• Your goal: Copy out all the records exactly.

• Record list:
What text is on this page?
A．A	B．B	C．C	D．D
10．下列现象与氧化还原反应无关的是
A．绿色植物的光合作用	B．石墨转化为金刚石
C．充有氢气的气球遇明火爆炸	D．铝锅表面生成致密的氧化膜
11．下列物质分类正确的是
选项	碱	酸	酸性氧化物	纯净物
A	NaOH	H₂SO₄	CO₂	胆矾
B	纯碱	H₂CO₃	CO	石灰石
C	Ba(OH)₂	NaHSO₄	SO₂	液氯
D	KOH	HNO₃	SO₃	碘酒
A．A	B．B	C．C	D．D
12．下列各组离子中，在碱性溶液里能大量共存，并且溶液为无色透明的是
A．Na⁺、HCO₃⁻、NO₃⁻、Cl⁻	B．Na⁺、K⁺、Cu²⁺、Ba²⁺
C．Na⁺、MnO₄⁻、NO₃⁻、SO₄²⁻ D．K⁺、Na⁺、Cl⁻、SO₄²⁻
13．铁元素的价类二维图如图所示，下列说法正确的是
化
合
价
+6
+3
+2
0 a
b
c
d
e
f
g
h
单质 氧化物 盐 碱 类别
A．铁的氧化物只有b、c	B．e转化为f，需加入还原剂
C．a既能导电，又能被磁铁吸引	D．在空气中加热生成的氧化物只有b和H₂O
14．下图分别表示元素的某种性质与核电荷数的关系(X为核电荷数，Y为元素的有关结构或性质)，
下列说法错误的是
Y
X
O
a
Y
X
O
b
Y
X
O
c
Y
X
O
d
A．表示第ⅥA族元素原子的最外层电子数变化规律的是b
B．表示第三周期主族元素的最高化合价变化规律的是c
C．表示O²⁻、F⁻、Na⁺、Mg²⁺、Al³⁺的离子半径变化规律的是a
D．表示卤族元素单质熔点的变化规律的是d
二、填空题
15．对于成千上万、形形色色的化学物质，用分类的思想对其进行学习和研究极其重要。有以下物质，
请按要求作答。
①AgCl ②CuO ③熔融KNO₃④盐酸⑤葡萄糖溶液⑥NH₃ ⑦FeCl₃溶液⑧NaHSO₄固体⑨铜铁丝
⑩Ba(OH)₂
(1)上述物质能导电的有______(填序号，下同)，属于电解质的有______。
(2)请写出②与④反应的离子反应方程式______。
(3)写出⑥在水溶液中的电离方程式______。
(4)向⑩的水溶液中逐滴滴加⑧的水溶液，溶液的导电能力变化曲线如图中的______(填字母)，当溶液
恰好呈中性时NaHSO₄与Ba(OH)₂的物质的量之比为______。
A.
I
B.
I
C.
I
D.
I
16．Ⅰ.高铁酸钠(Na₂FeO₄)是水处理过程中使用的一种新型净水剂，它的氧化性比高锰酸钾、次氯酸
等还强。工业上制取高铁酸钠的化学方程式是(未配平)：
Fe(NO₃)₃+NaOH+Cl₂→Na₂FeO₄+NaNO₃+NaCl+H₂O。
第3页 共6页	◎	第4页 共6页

• Complete response:
What text is on this page?
A．A	B．B	C．C	D．D
10．下列现象与氧化还原反应无关的是
A．绿色植物的光合作用	B．石墨转化为金刚石
C．充有氢气的气球遇明火爆炸	D．铝锅表面生成致密的氧化膜
11．下列物质分类正确的是
选项	碱	酸	酸性氧化物	纯净物
A	NaOH	H₂SO₄	CO₂	胆矾
B	纯碱	H₂CO₃	CO	石灰石
C	Ba(OH)₂	NaHSO₄	SO₂	液氯
D	KOH	HNO₃	SO₃	碘酒
A．A	B．B	C．C	D．D
12．下列各组离子中，在碱性溶液里能大量共存，并且溶液为无色透明的是
A．Na⁺、HCO₃⁻、NO₃⁻、Cl⁻	B．Na⁺、K⁺、Cu²⁺、Ba²⁺
C．Na⁺、MnO₄⁻、NO₃⁻、SO₄²⁻ D．K⁺、Na⁺、Cl⁻、SO₄²⁻
13．铁元素的价类二维图如图所示，下列说法正确的是
化
合
价
+6
+3
+2
0 a
b
c
d
e
f
g
h
单质 氧化物 盐 碱 类别
A．铁的氧化物只有b、c	B．e转化为f，需加入还原剂
C．a既能导电，又能被磁铁吸引	D．在空气中加热生成的氧化物只有b和H₂O
14．下图分别表示元素的某种性质与核电荷数的关系(X为核电荷数，Y为元素的有关结构或性质)，
下列说法错误的是
Y
X
O
a
Y
X
O
b
Y
X
O
c
Y
X
O
d
A．表示第ⅥA族元素原子的最外层电子数变化规律的是b
B．表示第三周期主族元素的最高化合价变化规律的是c
C．表示O²⁻、F⁻、Na⁺、Mg²⁺、Al³⁺的离子半径变化规律的是a
D．表示卤族元素单质熔点的变化规律的是d
二、填空题
15．对于成千上万、形形色色的化学物质，用分类的思想对其进行学习和研究极其重要。有以下物质，
请按要求作答。
①AgCl ②CuO ③熔融KNO₃④盐酸⑤葡萄糖溶液⑥NH₃ ⑦FeCl₃溶液⑧NaHSO₄固体⑨铜铁丝
⑩Ba(OH)₂
(1)上述物质能导电的有______(填序号，下同)，属于电解质的有______。
(2)请写出②与④反应的离子反应方程式______。
(3)写出⑥在水溶液中的电离方程式______。
(4)向⑩的水溶液中逐滴滴加⑧的水溶液，溶液的导电能力变化曲线如图中的______(填字母)，当溶液
恰好呈中性时NaHSO₄与Ba(OH)₂的物质的量之比为______。
A.
I
B.
I
C.
I
D.
I
16．Ⅰ.高铁酸钠(Na₂FeO₄)是水处理过程中使用的一种新型净水剂，它的氧化性比高锰酸钾、次氯酸
等还强。工业上制取高铁酸钠的化学方程式是(未配平)：
Fe(NO₃)₃+NaOH+Cl₂→Na₂FeO₄+NaNO₃+NaCl+H₂O。
第3页 共6页	◎	第4页 共6页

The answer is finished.